The records are to be restated in their entirety, word for word.
** START DATA LISTING **
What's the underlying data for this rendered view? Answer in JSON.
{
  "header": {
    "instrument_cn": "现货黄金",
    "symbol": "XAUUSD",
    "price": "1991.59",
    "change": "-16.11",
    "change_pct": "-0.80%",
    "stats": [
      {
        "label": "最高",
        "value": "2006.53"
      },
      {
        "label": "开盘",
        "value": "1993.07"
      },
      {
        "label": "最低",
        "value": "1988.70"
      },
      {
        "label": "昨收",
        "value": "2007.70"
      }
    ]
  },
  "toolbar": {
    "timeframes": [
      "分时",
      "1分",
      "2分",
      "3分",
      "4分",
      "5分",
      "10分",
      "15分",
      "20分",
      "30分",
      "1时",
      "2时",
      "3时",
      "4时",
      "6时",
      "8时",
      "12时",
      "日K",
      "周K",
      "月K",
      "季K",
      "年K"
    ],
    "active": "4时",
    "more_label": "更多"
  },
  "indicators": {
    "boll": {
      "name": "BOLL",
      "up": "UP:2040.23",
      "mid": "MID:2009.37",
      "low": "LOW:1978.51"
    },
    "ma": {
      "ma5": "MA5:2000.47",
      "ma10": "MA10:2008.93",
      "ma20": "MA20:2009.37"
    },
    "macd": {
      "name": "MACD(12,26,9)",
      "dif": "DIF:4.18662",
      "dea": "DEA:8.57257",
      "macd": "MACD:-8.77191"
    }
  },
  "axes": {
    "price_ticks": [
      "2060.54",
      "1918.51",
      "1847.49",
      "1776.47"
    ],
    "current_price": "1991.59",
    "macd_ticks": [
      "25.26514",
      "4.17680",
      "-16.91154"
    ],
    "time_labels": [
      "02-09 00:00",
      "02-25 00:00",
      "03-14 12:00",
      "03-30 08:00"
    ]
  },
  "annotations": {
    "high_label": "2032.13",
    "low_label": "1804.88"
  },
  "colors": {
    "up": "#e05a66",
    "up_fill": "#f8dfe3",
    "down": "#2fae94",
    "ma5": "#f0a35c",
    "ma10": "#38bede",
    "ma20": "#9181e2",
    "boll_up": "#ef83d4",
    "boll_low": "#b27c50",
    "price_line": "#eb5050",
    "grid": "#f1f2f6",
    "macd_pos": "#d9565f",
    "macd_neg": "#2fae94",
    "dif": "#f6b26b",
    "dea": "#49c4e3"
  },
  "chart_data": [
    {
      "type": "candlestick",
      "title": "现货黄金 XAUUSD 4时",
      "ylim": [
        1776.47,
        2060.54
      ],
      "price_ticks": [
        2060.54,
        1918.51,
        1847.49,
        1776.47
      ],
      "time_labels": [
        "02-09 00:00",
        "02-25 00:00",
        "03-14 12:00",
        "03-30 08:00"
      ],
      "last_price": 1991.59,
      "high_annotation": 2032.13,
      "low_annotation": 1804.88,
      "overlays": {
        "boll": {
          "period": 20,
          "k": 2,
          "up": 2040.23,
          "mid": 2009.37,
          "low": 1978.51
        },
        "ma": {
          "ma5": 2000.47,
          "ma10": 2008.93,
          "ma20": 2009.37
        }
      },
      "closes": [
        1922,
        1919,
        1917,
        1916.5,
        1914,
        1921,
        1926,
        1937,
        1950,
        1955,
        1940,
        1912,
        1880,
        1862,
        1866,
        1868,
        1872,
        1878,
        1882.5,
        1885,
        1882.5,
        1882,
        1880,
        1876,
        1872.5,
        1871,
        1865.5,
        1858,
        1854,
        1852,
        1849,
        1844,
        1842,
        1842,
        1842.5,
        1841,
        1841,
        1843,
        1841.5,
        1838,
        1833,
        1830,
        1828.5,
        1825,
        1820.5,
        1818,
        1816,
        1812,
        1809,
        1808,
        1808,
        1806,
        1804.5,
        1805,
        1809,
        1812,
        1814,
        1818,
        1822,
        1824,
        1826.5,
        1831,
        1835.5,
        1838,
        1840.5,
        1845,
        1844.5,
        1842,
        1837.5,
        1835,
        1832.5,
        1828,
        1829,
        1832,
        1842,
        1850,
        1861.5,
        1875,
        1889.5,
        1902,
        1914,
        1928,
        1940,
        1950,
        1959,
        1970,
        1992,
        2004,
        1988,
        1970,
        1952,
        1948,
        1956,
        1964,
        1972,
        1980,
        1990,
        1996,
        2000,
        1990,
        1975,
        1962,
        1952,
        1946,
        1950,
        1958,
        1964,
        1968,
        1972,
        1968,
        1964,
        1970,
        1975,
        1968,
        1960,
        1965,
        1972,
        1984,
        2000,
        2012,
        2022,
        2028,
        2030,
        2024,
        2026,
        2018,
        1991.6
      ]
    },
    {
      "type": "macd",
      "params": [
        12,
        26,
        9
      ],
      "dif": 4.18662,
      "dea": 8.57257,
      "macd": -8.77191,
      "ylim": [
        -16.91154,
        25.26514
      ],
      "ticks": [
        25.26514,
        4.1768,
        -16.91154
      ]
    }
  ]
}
** END DATA LISTING **
**SOLUTION TO THE PROBLEM:**
What's the underlying data for this rendered view? Answer in JSON.
{
  "header": {
    "instrument_cn": "现货黄金",
    "symbol": "XAUUSD",
    "price": "1991.59",
    "change": "-16.11",
    "change_pct": "-0.80%",
    "stats": [
      {
        "label": "最高",
        "value": "2006.53"
      },
      {
        "label": "开盘",
        "value": "1993.07"
      },
      {
        "label": "最低",
        "value": "1988.70"
      },
      {
        "label": "昨收",
        "value": "2007.70"
      }
    ]
  },
  "toolbar": {
    "timeframes": [
      "分时",
      "1分",
      "2分",
      "3分",
      "4分",
      "5分",
      "10分",
      "15分",
      "20分",
      "30分",
      "1时",
      "2时",
      "3时",
      "4时",
      "6时",
      "8时",
      "12时",
      "日K",
      "周K",
      "月K",
      "季K",
      "年K"
    ],
    "active": "4时",
    "more_label": "更多"
  },
  "indicators": {
    "boll": {
      "name": "BOLL",
      "up": "UP:2040.23",
      "mid": "MID:2009.37",
      "low": "LOW:1978.51"
    },
    "ma": {
      "ma5": "MA5:2000.47",
      "ma10": "MA10:2008.93",
      "ma20": "MA20:2009.37"
    },
    "macd": {
      "name": "MACD(12,26,9)",
      "dif": "DIF:4.18662",
      "dea": "DEA:8.57257",
      "macd": "MACD:-8.77191"
    }
  },
  "axes": {
    "price_ticks": [
      "2060.54",
      "1918.51",
      "1847.49",
      "1776.47"
    ],
    "current_price": "1991.59",
    "macd_ticks": [
      "25.26514",
      "4.17680",
      "-16.91154"
    ],
    "time_labels": [
      "02-09 00:00",
      "02-25 00:00",
      "03-14 12:00",
      "03-30 08:00"
    ]
  },
  "annotations": {
    "high_label": "2032.13",
    "low_label": "1804.88"
  },
  "colors": {
    "up": "#e05a66",
    "up_fill": "#f8dfe3",
    "down": "#2fae94",
    "ma5": "#f0a35c",
    "ma10": "#38bede",
    "ma20": "#9181e2",
    "boll_up": "#ef83d4",
    "boll_low": "#b27c50",
    "price_line": "#eb5050",
    "grid": "#f1f2f6",
    "macd_pos": "#d9565f",
    "macd_neg": "#2fae94",
    "dif": "#f6b26b",
    "dea": "#49c4e3"
  },
  "chart_data": [
    {
      "type": "candlestick",
      "title": "现货黄金 XAUUSD 4时",
      "ylim": [
        1776.47,
        2060.54
      ],
      "price_ticks": [
        2060.54,
        1918.51,
        1847.49,
        1776.47
      ],
      "time_labels": [
        "02-09 00:00",
        "02-25 00:00",
        "03-14 12:00",
        "03-30 08:00"
      ],
      "last_price": 1991.59,
      "high_annotation": 2032.13,
      "low_annotation": 1804.88,
      "overlays": {
        "boll": {
          "period": 20,
          "k": 2,
          "up": 2040.23,
          "mid": 2009.37,
          "low": 1978.51
        },
        "ma": {
          "ma5": 2000.47,
          "ma10": 2008.93,
          "ma20": 2009.37
        }
      },
      "closes": [
        1922,
        1919,
        1917,
        1916.5,
        1914,
        1921,
        1926,
        1937,
        1950,
        1955,
        1940,
        1912,
        1880,
        1862,
        1866,
        1868,
        1872,
        1878,
        1882.5,
        1885,
        1882.5,
        1882,
        1880,
        1876,
        1872.5,
        1871,
        1865.5,
        1858,
        1854,
        1852,
        1849,
        1844,
        1842,
        1842,
        1842.5,
        1841,
        1841,
        1843,
        1841.5,
        1838,
        1833,
        1830,
        1828.5,
        1825,
        1820.5,
        1818,
        1816,
        1812,
        1809,
        1808,
        1808,
        1806,
        1804.5,
        1805,
        1809,
        1812,
        1814,
        1818,
        1822,
        1824,
        1826.5,
        1831,
        1835.5,
        1838,
        1840.5,
        1845,
        1844.5,
        1842,
        1837.5,
        1835,
        1832.5,
        1828,
        1829,
        1832,
        1842,
        1850,
        1861.5,
        1875,
        1889.5,
        1902,
        1914,
        1928,
        1940,
        1950,
        1959,
        1970,
        1992,
        2004,
        1988,
        1970,
        1952,
        1948,
        1956,
        1964,
        1972,
        1980,
        1990,
        1996,
        2000,
        1990,
        1975,
        1962,
        1952,
        1946,
        1950,
        1958,
        1964,
        1968,
        1972,
        1968,
        1964,
        1970,
        1975,
        1968,
        1960,
        1965,
        1972,
        1984,
        2000,
        2012,
        2022,
        2028,
        2030,
        2024,
        2026,
        2018,
        1991.6
      ]
    },
    {
      "type": "macd",
      "params": [
        12,
        26,
        9
      ],
      "dif": 4.18662,
      "dea": 8.57257,
      "macd": -8.77191,
      "ylim": [
        -16.91154,
        25.26514
      ],
      "ticks": [
        25.26514,
        4.1768,
        -16.91154
      ]
    }
  ]
}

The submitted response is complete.